TASK INSTRUCTIONS:
Rewrite the records from the first line down to the line that contains "table-row: 2 202212", including that line, with "cell-period" changed to "cell-month" and nothing else altered.

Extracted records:
+ + + + +

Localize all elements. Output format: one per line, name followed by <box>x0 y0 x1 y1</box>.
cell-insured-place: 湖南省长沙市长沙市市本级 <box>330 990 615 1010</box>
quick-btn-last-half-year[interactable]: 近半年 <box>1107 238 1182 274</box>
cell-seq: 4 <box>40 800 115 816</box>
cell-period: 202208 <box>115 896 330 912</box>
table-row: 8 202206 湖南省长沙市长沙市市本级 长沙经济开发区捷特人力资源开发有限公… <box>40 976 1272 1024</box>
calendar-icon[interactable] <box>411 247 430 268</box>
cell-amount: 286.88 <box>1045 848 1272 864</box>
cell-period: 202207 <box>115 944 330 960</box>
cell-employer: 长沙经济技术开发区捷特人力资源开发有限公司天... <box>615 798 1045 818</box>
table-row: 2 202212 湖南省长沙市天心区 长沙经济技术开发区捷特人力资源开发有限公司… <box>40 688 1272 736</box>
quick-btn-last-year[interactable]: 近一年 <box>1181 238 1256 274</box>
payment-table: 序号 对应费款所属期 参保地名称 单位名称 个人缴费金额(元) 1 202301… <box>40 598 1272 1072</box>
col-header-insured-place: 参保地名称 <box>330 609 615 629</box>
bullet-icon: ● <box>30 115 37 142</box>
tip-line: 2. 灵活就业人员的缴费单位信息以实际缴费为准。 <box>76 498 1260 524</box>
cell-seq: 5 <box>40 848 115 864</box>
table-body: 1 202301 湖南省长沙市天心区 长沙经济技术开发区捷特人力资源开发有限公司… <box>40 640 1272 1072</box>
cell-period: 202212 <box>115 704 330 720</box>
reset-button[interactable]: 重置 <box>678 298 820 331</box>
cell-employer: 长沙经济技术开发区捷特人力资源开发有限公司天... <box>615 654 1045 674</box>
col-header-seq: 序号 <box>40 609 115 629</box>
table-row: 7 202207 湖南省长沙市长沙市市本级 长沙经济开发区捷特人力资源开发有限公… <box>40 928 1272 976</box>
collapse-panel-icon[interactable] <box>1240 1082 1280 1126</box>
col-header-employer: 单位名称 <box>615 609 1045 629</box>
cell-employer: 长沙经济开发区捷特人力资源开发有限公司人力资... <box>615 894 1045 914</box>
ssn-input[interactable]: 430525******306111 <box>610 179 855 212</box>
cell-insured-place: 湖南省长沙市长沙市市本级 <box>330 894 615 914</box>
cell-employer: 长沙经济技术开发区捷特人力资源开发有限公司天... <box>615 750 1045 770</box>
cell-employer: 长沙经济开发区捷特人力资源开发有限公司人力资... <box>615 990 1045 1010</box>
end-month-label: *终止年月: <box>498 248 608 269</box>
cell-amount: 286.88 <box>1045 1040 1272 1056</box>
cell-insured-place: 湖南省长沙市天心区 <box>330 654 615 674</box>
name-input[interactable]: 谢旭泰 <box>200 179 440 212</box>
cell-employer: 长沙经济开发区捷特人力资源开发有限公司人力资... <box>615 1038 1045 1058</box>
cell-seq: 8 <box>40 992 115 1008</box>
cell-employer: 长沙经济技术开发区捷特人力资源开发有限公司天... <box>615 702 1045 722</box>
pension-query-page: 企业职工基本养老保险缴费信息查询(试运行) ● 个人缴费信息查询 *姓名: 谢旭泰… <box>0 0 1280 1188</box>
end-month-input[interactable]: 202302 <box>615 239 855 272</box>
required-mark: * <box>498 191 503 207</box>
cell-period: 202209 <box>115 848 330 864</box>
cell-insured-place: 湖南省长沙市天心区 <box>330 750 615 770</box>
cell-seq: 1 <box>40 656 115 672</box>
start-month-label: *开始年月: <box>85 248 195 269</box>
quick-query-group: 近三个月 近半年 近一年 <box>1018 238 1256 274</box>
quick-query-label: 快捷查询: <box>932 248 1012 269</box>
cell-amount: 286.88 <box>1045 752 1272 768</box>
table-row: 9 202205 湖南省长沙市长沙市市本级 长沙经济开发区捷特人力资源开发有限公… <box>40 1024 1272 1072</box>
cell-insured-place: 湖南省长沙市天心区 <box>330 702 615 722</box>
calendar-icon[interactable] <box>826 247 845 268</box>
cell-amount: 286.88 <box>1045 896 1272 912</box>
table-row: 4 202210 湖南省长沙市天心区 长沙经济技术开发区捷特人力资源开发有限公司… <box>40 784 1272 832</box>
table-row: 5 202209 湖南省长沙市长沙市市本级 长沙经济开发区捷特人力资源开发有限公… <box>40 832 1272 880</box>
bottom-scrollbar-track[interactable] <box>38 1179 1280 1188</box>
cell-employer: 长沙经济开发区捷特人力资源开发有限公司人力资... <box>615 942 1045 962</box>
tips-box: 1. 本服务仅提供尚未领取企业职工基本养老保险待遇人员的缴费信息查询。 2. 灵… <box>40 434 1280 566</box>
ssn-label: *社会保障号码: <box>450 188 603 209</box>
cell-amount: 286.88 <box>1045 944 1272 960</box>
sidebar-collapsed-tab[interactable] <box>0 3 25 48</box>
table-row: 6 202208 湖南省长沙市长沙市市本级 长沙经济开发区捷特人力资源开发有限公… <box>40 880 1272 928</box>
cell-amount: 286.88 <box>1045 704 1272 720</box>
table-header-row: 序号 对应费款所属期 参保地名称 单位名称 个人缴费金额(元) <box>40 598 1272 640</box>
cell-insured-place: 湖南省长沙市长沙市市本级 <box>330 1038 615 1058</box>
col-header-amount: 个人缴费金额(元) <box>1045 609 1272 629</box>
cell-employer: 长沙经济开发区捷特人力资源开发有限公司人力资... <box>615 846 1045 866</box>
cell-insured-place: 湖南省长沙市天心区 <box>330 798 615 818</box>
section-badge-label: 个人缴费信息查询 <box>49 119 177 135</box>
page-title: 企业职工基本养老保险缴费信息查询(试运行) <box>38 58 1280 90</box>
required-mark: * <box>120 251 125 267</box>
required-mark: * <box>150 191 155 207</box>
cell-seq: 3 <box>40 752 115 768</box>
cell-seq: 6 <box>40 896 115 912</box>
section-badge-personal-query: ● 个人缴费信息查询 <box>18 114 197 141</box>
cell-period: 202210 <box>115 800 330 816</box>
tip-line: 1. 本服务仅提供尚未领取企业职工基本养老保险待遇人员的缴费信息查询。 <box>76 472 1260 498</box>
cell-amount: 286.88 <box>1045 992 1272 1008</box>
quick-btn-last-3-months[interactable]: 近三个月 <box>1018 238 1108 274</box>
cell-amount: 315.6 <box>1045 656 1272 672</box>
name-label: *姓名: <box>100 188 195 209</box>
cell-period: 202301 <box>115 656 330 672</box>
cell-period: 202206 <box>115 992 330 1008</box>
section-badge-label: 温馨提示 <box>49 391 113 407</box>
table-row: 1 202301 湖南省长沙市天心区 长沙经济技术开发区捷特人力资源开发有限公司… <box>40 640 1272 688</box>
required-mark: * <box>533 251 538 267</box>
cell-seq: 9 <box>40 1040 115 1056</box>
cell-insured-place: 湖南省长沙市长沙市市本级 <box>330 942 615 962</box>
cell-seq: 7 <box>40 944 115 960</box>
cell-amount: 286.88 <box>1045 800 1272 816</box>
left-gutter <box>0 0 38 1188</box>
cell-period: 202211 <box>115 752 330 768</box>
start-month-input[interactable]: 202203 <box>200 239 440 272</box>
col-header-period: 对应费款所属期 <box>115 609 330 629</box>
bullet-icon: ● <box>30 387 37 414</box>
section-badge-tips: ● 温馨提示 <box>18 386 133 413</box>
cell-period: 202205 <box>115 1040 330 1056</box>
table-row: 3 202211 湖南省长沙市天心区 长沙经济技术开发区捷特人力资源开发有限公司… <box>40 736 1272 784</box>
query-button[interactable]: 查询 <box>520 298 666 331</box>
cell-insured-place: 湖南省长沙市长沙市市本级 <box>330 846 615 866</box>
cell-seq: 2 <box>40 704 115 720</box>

+ + + + +

RESULT OF THIS TASK:
Localize all elements. Output format: one per line, name followed by <box>x0 y0 x1 y1</box>.
cell-insured-place: 湖南省长沙市长沙市市本级 <box>330 990 615 1010</box>
quick-btn-last-half-year[interactable]: 近半年 <box>1107 238 1182 274</box>
cell-seq: 4 <box>40 800 115 816</box>
cell-month: 202208 <box>115 896 330 912</box>
table-row: 8 202206 湖南省长沙市长沙市市本级 长沙经济开发区捷特人力资源开发有限公… <box>40 976 1272 1024</box>
calendar-icon[interactable] <box>411 247 430 268</box>
cell-amount: 286.88 <box>1045 848 1272 864</box>
cell-month: 202207 <box>115 944 330 960</box>
cell-employer: 长沙经济技术开发区捷特人力资源开发有限公司天... <box>615 798 1045 818</box>
table-row: 2 202212 湖南省长沙市天心区 长沙经济技术开发区捷特人力资源开发有限公司… <box>40 688 1272 736</box>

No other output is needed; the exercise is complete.